**PAGE TEXT**
Guest blog

Blog – Academic precarity: Moving the discussion forward

Blog from Dr Lis Grey

Reading Time: 5 minutes

In 2021, the Government published its R&D People and Culture Strategy, in which it acknowledged the threat that short, fixed-term contracts for people in research posed to their vision of cementing the UK’s ‘position as a global science superpower’. In the same year, Dr Yvonne Couch led an excellent mini-series on the Dementia Researcher podcast discussing The Perpetual Postdoc. Over several episodes the speakers highlighted the negative impact of short-term contracts and lack of job security on their lives and research. I won’t repeat all they covered here but I recommend you find these recordings and have a listen, if you haven’t already.

Three years and four Science Ministers later*, sadly, not much seems to have changed. So, I’m returning to the topic now to see if we can spark more discussion and find some solutions.

First, a little explainer on how universities are funded – bear with me here, it’s messy and I’ve had to piece this together from various sources as I couldn’t find a nice comprehensive guide to university finances**. This is also specific to the UK – I’d be interested to know how it differs in other countries but my little brain was a bit frazzled just trying to make sense of the UK system for now. So, about 80% of university funds are from public sources – this includes the Quality Related funding linked to a university’s performance in the Research Excellence Framework (REF), funding council grants for research, funding council grants for teaching and tuition fees. The remaining 20% of funding is from private sources, such as philanthropy, conference and event income, commercial or charity sponsored research etc. While teaching funding has changed quite a lot in the past decade, with funding council grants reducing leading to higher dependence on tuition fee income, research funding has remained relatively stable, both across the sector and within individual institutions. That is, apart from the odd year where a team lands a mega programme grant, we can predict fairly well how much research funding a given university will receive.

Why does this matter? Well, the usual response to questions about the lack of permanent positions for research staff is that it’s grant dependent and we don’t know which funding applications will be successful. But, while, yes, we don’t know which individual projects will be funded, we can be fairly sure that a university will receive X amount in overall research funding in the coming year. So, could this relative stability not allow universities to back at least half of their research staff in permanent positions? This is what happens in many other skilled private sector companies. For example, my brother is an engineer and works for a sustainable energy consultancy firm – the majority of staff members are employed on permanent contracts and deployed across projects as they come in and as fits the individual’s expertise. If a member of staff is ‘between projects’, they will be asked to support another project, further their training and work on building the client base. Consultancy companies can do this as a proportion of the income from each project will go into a central pot specifically to cover salaries for these short periods where individual staff members are not directly earning the company money. In a university, this could work by having a charge built into all research grants, specifically for bridging researchers between projects. Afterall, research grants already have inbuilt charges to cover the salaries of professional services staff (this comes under ‘overheads’ when you’re costing a funding application in Worktribe) – so adding a small charge to cover short periods of researchers’ time might not cause too much disruption to our current system.

**SET OF TASKS**
[1] From the blog post on academic precarity, print the stretch from "Blog from Dr" through "you haven’t already.".
[2] Using the blog post on academic precarity, answer these questions:
(a) In what year did the Government publish its R&D People and Culture Strategy?
(b) Roughly what percentage of university funds come from public sources?
(c) What kind of firm does the writer's brother work for?

(Items excerpted from a collection)
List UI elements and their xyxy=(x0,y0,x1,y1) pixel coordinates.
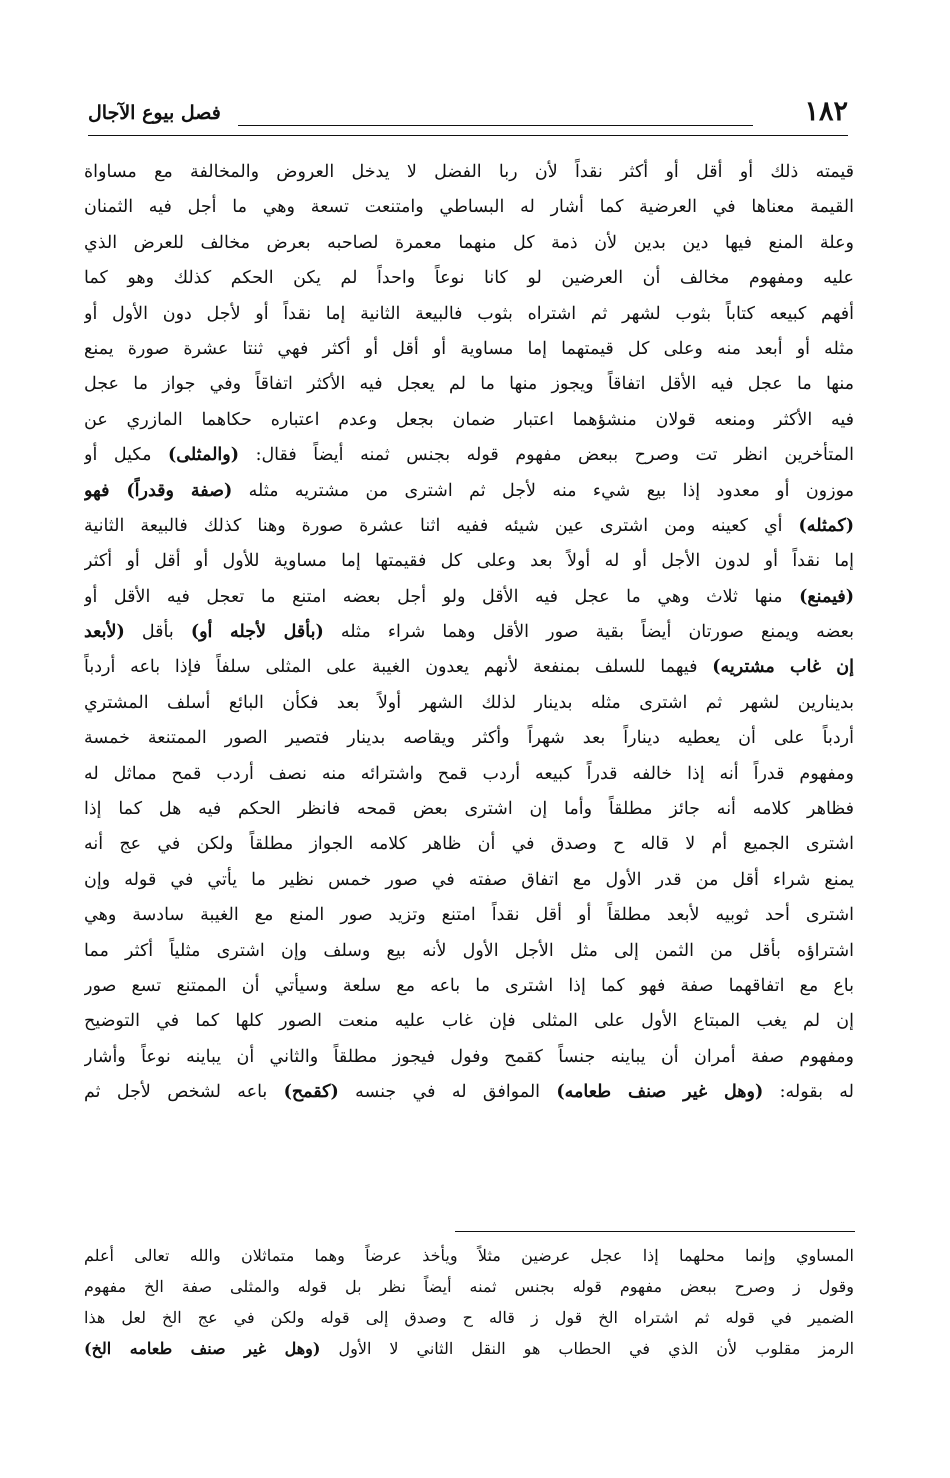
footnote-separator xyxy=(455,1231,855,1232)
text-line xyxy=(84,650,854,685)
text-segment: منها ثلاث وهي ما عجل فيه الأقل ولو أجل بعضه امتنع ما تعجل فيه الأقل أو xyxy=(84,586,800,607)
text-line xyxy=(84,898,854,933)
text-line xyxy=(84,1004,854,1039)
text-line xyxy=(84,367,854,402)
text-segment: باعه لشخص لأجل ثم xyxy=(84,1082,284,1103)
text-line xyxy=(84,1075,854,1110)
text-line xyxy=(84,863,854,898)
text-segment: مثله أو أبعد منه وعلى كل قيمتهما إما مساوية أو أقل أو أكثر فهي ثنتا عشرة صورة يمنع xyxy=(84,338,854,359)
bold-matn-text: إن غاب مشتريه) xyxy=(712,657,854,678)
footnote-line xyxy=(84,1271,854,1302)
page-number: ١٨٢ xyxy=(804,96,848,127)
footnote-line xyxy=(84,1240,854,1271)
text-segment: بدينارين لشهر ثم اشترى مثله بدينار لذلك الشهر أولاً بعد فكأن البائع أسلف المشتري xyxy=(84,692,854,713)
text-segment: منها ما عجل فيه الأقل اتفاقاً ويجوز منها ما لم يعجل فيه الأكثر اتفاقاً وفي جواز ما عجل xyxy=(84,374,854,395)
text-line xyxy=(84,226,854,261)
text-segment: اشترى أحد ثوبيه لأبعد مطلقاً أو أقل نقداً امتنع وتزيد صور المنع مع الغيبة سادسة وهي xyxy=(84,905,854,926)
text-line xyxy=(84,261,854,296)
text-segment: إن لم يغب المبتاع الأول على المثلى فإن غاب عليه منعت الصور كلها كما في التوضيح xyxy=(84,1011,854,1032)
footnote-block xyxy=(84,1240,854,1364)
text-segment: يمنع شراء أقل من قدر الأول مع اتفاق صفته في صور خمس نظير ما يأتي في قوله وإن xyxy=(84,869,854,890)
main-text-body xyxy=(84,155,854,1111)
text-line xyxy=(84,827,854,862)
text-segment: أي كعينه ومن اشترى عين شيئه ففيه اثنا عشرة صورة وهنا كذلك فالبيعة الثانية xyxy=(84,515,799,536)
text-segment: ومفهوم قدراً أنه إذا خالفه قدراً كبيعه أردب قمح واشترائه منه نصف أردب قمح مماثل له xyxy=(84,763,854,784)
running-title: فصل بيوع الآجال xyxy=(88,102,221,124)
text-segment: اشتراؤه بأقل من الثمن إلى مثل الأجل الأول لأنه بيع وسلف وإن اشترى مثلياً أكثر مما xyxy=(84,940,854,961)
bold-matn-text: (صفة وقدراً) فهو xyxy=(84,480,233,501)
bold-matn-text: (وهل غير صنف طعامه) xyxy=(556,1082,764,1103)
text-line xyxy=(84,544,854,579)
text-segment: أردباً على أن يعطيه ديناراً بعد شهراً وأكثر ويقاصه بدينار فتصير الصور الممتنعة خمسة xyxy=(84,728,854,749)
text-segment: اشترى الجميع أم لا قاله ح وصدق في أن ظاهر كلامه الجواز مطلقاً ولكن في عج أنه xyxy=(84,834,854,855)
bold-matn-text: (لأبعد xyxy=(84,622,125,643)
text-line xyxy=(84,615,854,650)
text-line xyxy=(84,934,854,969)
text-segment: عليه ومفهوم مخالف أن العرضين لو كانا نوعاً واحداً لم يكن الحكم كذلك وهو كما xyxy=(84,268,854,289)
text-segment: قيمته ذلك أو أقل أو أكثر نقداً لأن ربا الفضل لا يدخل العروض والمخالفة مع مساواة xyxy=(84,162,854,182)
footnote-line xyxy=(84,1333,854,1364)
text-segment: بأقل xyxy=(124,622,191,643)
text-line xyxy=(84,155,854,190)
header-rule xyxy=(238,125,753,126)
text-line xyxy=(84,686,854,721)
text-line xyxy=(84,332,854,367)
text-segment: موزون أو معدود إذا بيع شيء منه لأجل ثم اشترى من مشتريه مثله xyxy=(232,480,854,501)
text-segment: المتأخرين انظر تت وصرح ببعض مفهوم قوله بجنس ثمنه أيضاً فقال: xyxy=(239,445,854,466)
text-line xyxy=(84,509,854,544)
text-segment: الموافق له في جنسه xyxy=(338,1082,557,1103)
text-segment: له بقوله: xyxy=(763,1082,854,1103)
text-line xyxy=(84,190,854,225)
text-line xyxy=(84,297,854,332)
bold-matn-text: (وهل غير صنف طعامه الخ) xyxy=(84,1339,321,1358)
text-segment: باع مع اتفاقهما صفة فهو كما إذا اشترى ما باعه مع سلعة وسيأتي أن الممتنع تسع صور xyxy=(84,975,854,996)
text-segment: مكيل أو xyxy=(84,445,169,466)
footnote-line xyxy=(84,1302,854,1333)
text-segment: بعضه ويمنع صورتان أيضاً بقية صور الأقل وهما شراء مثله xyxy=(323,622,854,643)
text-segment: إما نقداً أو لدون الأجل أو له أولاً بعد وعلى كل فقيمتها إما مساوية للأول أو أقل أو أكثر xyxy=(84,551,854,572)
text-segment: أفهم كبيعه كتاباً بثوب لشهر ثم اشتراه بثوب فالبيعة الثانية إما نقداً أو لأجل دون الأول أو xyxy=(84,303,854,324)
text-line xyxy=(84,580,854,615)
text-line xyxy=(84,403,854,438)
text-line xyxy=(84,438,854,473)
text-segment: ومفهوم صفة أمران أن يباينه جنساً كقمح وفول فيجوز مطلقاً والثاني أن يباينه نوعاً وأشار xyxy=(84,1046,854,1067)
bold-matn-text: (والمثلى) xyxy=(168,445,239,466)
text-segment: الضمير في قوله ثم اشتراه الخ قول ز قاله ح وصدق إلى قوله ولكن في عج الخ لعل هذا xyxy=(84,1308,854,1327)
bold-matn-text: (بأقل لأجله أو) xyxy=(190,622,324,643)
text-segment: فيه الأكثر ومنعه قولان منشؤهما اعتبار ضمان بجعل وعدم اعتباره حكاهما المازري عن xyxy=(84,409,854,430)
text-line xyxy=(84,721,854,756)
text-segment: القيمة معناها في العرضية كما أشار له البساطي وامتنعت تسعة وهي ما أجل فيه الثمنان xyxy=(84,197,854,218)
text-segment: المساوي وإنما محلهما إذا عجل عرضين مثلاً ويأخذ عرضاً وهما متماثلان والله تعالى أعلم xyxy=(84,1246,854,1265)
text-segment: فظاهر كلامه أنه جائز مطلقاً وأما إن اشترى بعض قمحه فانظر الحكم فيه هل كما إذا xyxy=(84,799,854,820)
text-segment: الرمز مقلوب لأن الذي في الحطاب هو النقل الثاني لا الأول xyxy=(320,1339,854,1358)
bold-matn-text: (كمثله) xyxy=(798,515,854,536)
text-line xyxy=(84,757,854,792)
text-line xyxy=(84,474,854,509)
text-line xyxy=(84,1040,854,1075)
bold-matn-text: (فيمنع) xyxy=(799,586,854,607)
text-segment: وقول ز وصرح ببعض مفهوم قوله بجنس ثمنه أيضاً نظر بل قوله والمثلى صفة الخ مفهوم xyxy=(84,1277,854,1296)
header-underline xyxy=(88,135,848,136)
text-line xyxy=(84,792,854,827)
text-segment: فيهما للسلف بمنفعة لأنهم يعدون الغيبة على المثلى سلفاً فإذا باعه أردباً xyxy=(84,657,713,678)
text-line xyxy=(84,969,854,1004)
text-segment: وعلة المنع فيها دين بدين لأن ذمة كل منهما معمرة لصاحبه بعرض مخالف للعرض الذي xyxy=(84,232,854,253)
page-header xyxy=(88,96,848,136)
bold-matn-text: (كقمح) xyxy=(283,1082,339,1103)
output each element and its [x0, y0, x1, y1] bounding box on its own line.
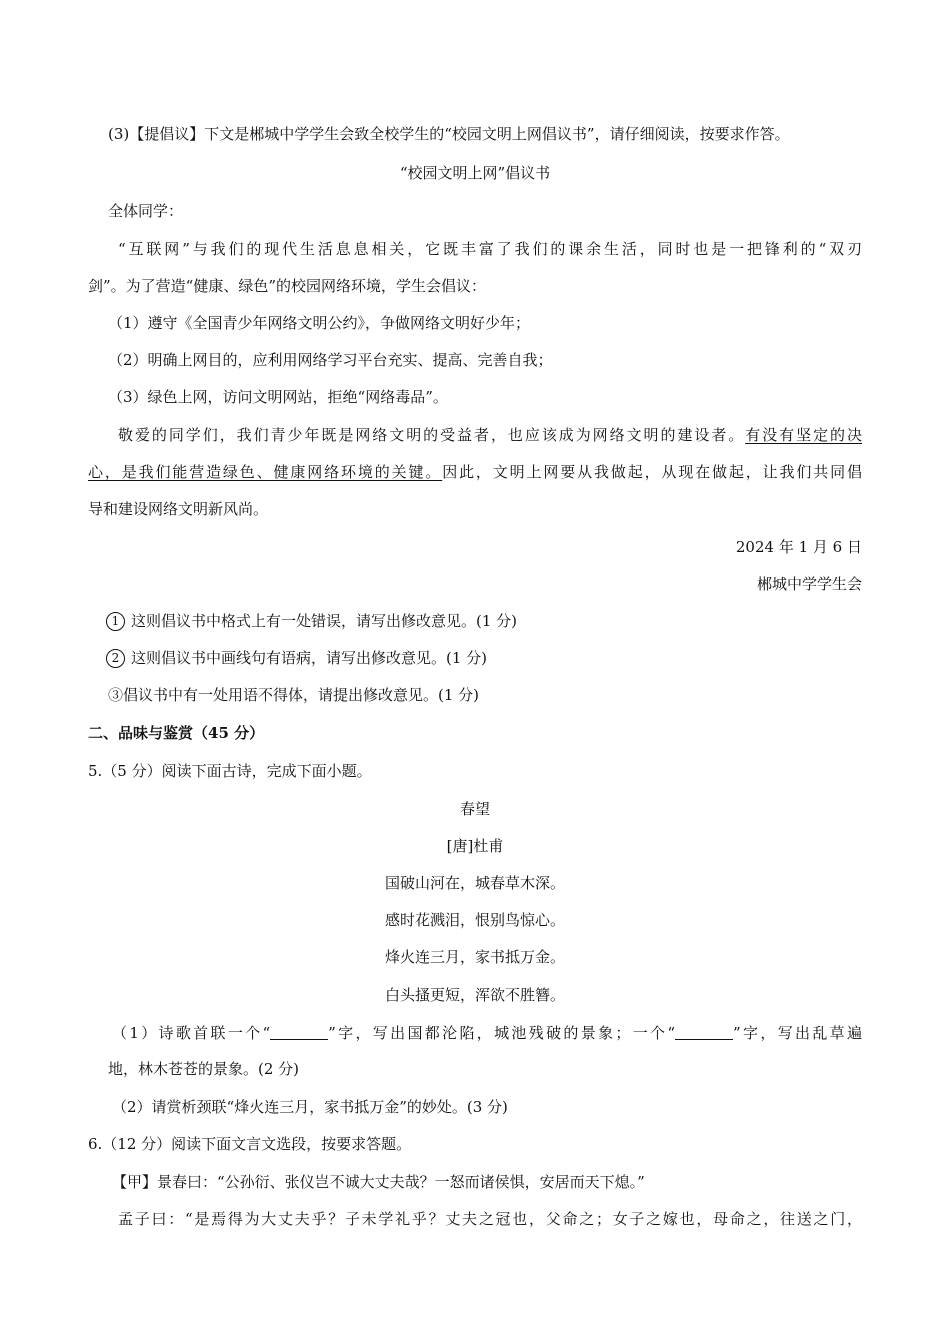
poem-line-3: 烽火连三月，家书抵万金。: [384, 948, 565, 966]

**RESULTS FOR EACH TASK**
[1]
Blog from Dr Lis Grey

Reading Time: 5 minutes

In 2021, the Government published its R&D People and Culture Strategy, in which it acknowledged the threat that short, fixed-term contracts for people in research posed to their vision of cementing the UK’s ‘position as a global science superpower’. In the same year, Dr Yvonne Couch led an excellent mini-series on the Dementia Researcher podcast discussing The Perpetual Postdoc. Over several episodes the speakers highlighted the negative impact of short-term contracts and lack of job security on their lives and research. I won’t repeat all they covered here but I recommend you find these recordings and have a listen, if you haven’t already.

[2]
(a) 2021
(b) About 80%
(c) A sustainable energy consultancy firm